EXERCISE =>
Copy exactly, and only, the lines from the line containing "Parse this chart and return its data as JSON." through the last line of the records below, both included.

Dataset entries on figures
▶
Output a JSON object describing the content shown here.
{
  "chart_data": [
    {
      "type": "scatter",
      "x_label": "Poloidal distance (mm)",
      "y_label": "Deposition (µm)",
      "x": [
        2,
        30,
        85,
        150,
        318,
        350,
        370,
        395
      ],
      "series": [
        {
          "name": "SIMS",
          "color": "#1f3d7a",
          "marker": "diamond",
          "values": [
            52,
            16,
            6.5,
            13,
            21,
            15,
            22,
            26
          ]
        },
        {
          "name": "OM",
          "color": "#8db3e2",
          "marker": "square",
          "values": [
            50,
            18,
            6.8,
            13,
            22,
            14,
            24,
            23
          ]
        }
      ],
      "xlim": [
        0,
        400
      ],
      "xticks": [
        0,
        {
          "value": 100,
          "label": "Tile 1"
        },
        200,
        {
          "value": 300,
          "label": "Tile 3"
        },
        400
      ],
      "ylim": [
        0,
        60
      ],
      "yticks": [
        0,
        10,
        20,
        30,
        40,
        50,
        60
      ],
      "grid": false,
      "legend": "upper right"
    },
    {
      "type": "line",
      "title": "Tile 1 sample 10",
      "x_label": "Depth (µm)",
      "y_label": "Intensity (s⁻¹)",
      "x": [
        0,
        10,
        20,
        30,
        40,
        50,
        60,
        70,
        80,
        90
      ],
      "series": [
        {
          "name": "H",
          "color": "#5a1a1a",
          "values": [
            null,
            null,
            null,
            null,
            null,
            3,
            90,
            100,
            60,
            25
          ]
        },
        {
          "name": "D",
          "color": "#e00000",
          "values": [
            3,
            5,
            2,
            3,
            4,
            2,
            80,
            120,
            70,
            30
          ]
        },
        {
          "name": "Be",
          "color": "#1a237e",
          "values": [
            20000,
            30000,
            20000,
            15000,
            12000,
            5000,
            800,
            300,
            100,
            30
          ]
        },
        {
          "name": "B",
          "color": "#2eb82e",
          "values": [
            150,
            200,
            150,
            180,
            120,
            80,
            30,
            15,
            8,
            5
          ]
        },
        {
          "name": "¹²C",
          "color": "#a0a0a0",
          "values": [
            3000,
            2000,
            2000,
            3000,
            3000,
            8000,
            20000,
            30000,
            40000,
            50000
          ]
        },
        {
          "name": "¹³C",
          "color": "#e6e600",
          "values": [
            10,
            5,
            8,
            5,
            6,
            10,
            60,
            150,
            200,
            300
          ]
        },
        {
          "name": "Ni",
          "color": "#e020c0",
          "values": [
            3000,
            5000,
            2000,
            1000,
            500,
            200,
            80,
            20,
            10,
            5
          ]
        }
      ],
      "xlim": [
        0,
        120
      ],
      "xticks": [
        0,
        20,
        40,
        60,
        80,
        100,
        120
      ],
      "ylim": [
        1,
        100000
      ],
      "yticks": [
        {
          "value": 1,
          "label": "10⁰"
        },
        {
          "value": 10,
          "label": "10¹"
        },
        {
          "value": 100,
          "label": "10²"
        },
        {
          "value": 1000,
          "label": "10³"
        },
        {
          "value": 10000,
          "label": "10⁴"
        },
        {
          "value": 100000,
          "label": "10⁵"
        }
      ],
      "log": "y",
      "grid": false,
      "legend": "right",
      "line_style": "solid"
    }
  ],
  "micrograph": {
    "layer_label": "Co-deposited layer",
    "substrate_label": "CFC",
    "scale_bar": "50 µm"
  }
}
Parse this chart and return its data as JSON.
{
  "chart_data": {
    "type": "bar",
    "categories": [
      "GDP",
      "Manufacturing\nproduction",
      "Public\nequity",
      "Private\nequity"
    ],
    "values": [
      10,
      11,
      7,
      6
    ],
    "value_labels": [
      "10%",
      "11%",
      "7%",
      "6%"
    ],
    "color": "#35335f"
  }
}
◀
FULL SOLUTION =>
Parse this chart and return its data as JSON.
{
  "chart_data": {
    "type": "bar",
    "categories": [
      "GDP",
      "Manufacturing\nproduction",
      "Public\nequity",
      "Private\nequity"
    ],
    "values": [
      10,
      11,
      7,
      6
    ],
    "value_labels": [
      "10%",
      "11%",
      "7%",
      "6%"
    ],
    "color": "#35335f"
  }
}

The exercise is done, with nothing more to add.